** SET EXERCISE **
Reproduce every one of the entries below verbatim, keeping each line unchanged and in its original order.

** EXCERPTED RECORDS **

= = =

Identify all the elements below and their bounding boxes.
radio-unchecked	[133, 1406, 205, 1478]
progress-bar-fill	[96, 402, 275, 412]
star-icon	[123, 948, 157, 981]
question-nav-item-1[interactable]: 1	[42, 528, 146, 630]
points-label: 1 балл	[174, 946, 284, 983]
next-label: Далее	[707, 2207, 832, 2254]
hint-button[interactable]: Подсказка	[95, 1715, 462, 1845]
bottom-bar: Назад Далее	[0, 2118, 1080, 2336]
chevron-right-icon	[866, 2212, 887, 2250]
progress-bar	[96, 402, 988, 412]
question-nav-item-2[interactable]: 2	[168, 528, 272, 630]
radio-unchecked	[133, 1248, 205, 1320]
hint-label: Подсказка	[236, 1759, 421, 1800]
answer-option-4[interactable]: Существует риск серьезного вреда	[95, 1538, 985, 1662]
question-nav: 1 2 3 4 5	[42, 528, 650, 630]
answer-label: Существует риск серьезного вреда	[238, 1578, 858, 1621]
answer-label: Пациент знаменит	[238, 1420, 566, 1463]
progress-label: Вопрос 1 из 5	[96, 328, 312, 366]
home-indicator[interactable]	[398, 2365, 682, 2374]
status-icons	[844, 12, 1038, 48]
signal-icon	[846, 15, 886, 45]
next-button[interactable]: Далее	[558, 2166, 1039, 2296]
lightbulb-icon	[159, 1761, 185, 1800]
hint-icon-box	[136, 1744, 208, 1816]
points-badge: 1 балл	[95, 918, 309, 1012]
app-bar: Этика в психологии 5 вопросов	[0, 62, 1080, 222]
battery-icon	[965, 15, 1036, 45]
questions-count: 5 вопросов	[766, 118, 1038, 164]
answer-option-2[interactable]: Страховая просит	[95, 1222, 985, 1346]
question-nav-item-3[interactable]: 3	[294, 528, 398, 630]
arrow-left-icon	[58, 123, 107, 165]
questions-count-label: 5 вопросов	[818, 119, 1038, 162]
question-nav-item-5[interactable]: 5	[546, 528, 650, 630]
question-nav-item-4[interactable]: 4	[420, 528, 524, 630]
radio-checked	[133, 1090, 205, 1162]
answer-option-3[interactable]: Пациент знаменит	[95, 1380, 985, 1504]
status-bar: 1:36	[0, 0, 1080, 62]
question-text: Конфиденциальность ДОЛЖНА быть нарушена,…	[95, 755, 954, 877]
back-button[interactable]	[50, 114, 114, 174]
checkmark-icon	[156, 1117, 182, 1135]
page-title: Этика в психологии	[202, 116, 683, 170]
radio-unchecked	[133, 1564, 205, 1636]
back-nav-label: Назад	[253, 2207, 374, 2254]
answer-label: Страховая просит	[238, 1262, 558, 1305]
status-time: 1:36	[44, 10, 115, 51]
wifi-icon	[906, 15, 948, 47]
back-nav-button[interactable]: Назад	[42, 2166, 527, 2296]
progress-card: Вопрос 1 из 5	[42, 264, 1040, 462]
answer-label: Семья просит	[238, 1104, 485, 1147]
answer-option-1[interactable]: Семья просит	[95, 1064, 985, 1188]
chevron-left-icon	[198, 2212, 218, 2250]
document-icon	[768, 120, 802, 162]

= = =

** THE REPLY **
Identify all the elements below and their bounding boxes.
radio-unchecked	[133, 1406, 205, 1478]
progress-bar-fill	[96, 402, 275, 412]
star-icon	[123, 948, 157, 981]
question-nav-item-1[interactable]: 1	[42, 528, 146, 630]
points-label: 1 балл	[174, 946, 284, 983]
next-label: Далее	[707, 2207, 832, 2254]
hint-button[interactable]: Подсказка	[95, 1715, 462, 1845]
bottom-bar: Назад Далее	[0, 2118, 1080, 2336]
chevron-right-icon	[866, 2212, 887, 2250]
progress-bar	[96, 402, 988, 412]
question-nav-item-2[interactable]: 2	[168, 528, 272, 630]
radio-unchecked	[133, 1248, 205, 1320]
hint-label: Подсказка	[236, 1759, 421, 1800]
answer-option-4[interactable]: Существует риск серьезного вреда	[95, 1538, 985, 1662]
question-nav: 1 2 3 4 5	[42, 528, 650, 630]
answer-label: Существует риск серьезного вреда	[238, 1578, 858, 1621]
answer-label: Пациент знаменит	[238, 1420, 566, 1463]
progress-label: Вопрос 1 из 5	[96, 328, 312, 366]
home-indicator[interactable]	[398, 2365, 682, 2374]
status-icons	[844, 12, 1038, 48]
signal-icon	[846, 15, 886, 45]
next-button[interactable]: Далее	[558, 2166, 1039, 2296]
lightbulb-icon	[159, 1761, 185, 1800]
hint-icon-box	[136, 1744, 208, 1816]
points-badge: 1 балл	[95, 918, 309, 1012]
app-bar: Этика в психологии 5 вопросов	[0, 62, 1080, 222]
battery-icon	[965, 15, 1036, 45]
questions-count: 5 вопросов	[766, 118, 1038, 164]
answer-option-2[interactable]: Страховая просит	[95, 1222, 985, 1346]
question-nav-item-3[interactable]: 3	[294, 528, 398, 630]
arrow-left-icon	[58, 123, 107, 165]
questions-count-label: 5 вопросов	[818, 119, 1038, 162]
question-nav-item-5[interactable]: 5	[546, 528, 650, 630]
question-nav-item-4[interactable]: 4	[420, 528, 524, 630]
radio-checked	[133, 1090, 205, 1162]
answer-option-3[interactable]: Пациент знаменит	[95, 1380, 985, 1504]
status-bar: 1:36	[0, 0, 1080, 62]
question-text: Конфиденциальность ДОЛЖНА быть нарушена,…	[95, 755, 954, 877]
back-button[interactable]	[50, 114, 114, 174]
checkmark-icon	[156, 1117, 182, 1135]
page-title: Этика в психологии	[202, 116, 683, 170]
radio-unchecked	[133, 1564, 205, 1636]
back-nav-label: Назад	[253, 2207, 374, 2254]
answer-label: Страховая просит	[238, 1262, 558, 1305]
status-time: 1:36	[44, 10, 115, 51]
wifi-icon	[906, 15, 948, 47]
back-nav-button[interactable]: Назад	[42, 2166, 527, 2296]
progress-card: Вопрос 1 из 5	[42, 264, 1040, 462]
answer-label: Семья просит	[238, 1104, 485, 1147]
answer-option-1[interactable]: Семья просит	[95, 1064, 985, 1188]
chevron-left-icon	[198, 2212, 218, 2250]
document-icon	[768, 120, 802, 162]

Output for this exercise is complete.